_SOURCE DATA:_
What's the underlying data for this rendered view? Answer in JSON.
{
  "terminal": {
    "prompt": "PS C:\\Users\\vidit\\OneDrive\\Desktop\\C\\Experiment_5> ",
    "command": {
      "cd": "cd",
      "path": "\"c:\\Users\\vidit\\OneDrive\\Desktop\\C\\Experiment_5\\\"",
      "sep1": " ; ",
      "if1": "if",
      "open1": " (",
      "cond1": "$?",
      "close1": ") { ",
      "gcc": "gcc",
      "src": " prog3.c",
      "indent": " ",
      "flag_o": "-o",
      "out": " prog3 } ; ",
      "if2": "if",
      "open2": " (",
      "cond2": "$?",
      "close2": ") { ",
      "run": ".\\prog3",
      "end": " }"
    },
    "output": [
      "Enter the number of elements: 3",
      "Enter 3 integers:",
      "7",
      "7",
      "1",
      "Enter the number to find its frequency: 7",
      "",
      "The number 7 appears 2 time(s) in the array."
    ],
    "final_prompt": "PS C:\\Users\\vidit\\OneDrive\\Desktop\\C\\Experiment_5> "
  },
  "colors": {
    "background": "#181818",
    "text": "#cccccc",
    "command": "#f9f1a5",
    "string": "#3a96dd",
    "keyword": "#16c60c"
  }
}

_REQUIRED TASK:_ Write down every line of the data exactly as it appears above.

_PROBLEM SOLUTION:_
What's the underlying data for this rendered view? Answer in JSON.
{
  "terminal": {
    "prompt": "PS C:\\Users\\vidit\\OneDrive\\Desktop\\C\\Experiment_5> ",
    "command": {
      "cd": "cd",
      "path": "\"c:\\Users\\vidit\\OneDrive\\Desktop\\C\\Experiment_5\\\"",
      "sep1": " ; ",
      "if1": "if",
      "open1": " (",
      "cond1": "$?",
      "close1": ") { ",
      "gcc": "gcc",
      "src": " prog3.c",
      "indent": " ",
      "flag_o": "-o",
      "out": " prog3 } ; ",
      "if2": "if",
      "open2": " (",
      "cond2": "$?",
      "close2": ") { ",
      "run": ".\\prog3",
      "end": " }"
    },
    "output": [
      "Enter the number of elements: 3",
      "Enter 3 integers:",
      "7",
      "7",
      "1",
      "Enter the number to find its frequency: 7",
      "",
      "The number 7 appears 2 time(s) in the array."
    ],
    "final_prompt": "PS C:\\Users\\vidit\\OneDrive\\Desktop\\C\\Experiment_5> "
  },
  "colors": {
    "background": "#181818",
    "text": "#cccccc",
    "command": "#f9f1a5",
    "string": "#3a96dd",
    "keyword": "#16c60c"
  }
}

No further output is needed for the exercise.